■ EXERCISE BRIEF ■
Read through the entries below and return each line with the word "JSON".

____

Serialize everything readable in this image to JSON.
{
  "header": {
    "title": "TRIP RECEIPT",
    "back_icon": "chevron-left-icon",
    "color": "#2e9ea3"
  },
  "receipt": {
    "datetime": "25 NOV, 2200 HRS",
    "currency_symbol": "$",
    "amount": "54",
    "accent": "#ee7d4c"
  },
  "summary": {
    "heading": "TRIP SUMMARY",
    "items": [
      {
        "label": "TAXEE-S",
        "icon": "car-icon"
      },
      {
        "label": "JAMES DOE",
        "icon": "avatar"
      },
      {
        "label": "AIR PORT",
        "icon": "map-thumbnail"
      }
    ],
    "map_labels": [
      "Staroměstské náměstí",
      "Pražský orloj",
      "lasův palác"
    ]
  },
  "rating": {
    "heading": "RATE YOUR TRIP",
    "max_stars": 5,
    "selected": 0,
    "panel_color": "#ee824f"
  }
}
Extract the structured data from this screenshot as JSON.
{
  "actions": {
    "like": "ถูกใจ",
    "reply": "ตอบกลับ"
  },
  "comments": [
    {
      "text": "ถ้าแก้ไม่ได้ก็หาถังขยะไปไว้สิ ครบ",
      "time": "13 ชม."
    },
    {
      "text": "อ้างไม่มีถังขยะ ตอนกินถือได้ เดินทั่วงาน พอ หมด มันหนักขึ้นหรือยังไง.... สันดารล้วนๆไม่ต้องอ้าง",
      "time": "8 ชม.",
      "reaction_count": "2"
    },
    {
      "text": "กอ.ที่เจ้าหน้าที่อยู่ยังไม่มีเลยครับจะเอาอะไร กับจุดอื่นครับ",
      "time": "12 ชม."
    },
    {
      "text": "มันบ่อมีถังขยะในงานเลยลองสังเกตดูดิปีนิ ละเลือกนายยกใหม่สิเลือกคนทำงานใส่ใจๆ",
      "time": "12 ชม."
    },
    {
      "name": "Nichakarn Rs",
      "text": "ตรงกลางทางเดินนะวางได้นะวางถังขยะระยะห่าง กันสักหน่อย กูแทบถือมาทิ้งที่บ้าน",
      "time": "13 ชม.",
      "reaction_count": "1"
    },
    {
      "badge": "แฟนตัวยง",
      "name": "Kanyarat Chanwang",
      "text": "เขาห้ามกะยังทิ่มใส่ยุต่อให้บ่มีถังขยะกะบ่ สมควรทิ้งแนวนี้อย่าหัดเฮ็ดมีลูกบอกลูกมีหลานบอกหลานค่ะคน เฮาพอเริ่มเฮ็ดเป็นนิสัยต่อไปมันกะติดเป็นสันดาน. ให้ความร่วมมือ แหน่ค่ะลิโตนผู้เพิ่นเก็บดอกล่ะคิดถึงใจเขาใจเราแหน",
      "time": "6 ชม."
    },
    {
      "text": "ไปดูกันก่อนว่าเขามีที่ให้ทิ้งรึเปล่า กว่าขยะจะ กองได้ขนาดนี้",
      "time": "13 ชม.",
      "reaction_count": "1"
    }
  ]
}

____

■ TASK ANSWER ■
Serialize everything readable in this image to JSON.
Extract the structured data from this screenshot as JSON.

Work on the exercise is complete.